• [Aim]: Your answer should be a single number: the count of lines containing "Curbelo".

*** Dataset rows ***

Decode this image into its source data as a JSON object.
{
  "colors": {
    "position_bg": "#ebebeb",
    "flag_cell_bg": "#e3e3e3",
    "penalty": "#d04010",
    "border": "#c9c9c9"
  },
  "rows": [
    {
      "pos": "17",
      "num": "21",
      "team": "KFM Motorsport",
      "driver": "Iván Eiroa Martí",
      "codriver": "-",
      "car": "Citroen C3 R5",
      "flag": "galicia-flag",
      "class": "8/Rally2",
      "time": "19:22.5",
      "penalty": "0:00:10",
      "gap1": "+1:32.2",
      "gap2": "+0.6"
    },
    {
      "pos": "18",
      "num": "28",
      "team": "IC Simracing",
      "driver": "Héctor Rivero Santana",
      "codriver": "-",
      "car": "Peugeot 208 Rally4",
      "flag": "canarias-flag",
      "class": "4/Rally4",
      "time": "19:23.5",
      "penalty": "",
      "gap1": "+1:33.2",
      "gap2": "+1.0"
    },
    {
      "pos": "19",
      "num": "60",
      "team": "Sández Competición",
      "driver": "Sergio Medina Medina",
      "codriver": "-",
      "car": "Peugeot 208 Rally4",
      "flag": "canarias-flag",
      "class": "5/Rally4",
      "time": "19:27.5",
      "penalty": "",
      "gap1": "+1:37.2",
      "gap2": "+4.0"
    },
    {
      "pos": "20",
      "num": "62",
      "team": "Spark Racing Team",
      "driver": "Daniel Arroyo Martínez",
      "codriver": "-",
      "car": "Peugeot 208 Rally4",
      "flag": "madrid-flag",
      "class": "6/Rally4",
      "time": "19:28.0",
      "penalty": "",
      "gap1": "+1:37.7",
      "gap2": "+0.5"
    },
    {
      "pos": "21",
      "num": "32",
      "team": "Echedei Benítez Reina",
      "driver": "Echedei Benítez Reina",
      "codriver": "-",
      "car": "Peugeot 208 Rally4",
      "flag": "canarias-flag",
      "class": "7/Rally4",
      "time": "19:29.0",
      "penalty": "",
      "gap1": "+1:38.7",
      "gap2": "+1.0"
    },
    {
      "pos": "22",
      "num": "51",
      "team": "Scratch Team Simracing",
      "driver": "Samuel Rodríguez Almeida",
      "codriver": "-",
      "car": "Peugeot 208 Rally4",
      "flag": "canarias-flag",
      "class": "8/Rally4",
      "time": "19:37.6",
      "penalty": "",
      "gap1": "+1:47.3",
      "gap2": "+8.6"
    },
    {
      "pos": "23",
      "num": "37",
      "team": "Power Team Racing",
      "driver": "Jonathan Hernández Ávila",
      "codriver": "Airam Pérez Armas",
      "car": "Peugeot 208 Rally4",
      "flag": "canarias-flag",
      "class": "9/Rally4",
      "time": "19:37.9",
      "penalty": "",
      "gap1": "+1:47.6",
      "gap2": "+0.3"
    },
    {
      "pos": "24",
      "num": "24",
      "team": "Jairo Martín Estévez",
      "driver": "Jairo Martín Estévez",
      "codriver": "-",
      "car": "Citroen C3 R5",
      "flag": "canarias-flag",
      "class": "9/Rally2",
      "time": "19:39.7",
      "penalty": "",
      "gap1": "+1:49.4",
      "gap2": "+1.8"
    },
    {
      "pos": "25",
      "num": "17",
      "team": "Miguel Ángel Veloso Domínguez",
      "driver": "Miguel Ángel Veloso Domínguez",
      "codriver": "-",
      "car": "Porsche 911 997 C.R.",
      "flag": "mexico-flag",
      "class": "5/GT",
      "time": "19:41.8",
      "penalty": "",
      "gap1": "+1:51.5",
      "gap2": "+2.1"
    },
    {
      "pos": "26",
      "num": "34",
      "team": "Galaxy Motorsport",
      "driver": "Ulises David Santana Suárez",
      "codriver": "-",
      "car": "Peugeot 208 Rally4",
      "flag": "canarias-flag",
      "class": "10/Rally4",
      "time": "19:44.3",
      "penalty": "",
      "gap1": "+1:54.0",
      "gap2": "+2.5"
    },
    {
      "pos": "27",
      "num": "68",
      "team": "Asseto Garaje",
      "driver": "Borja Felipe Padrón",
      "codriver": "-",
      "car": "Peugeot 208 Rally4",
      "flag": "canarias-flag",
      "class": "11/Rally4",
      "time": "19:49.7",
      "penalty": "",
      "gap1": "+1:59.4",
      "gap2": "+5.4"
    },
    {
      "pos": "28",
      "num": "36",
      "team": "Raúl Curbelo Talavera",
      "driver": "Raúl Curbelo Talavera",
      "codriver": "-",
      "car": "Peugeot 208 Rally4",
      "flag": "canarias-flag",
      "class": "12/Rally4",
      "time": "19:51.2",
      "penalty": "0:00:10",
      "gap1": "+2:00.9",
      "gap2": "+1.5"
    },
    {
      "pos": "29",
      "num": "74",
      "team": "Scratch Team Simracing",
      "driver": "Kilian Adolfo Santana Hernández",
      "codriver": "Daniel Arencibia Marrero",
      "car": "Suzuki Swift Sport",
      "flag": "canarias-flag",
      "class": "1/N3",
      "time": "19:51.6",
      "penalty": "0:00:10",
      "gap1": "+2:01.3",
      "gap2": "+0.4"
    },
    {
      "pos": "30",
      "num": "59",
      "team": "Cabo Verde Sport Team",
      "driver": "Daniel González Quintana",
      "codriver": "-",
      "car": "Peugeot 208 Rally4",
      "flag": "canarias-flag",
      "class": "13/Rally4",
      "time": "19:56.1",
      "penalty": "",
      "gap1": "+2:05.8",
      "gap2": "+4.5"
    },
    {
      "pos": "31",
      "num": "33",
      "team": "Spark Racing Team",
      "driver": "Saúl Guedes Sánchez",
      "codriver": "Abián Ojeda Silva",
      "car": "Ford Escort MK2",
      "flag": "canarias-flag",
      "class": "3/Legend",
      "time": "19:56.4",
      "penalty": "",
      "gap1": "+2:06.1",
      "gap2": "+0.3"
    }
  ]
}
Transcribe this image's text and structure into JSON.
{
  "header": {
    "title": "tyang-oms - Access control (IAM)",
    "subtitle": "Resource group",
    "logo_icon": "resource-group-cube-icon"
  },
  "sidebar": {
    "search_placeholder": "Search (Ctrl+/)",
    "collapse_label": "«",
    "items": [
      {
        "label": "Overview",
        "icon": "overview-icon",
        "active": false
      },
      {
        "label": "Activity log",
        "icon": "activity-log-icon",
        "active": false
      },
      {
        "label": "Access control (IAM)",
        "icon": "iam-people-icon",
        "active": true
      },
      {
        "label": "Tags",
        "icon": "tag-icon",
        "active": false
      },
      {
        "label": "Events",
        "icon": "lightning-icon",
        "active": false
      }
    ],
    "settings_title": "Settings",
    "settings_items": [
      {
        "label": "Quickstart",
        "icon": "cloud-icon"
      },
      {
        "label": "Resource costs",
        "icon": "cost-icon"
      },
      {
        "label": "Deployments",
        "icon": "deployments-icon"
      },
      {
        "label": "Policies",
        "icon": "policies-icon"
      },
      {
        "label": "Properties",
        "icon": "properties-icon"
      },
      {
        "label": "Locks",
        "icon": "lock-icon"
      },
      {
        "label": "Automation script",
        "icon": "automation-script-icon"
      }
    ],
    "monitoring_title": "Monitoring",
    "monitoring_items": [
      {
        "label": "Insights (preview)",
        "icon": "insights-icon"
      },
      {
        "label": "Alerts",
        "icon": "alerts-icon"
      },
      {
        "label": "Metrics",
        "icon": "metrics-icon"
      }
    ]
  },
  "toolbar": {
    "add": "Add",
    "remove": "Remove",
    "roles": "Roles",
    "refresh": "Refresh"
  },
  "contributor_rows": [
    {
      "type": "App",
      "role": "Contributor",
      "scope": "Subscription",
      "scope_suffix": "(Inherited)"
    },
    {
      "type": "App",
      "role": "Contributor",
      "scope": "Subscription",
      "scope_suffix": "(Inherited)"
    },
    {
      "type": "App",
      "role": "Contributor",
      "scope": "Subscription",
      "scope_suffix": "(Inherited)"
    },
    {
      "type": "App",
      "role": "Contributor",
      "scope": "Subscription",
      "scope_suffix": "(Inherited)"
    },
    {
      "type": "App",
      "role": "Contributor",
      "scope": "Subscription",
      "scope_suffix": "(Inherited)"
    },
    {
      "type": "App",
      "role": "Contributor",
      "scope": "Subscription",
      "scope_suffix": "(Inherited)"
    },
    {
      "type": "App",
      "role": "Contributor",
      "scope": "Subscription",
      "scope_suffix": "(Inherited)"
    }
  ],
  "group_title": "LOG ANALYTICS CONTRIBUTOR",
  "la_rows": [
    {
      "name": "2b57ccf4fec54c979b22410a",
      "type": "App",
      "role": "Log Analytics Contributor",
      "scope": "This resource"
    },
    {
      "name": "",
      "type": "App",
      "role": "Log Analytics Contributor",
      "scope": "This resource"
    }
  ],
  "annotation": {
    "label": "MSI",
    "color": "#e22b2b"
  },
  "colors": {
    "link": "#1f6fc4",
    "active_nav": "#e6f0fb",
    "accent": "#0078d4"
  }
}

***

• [Result of this exercise]: 2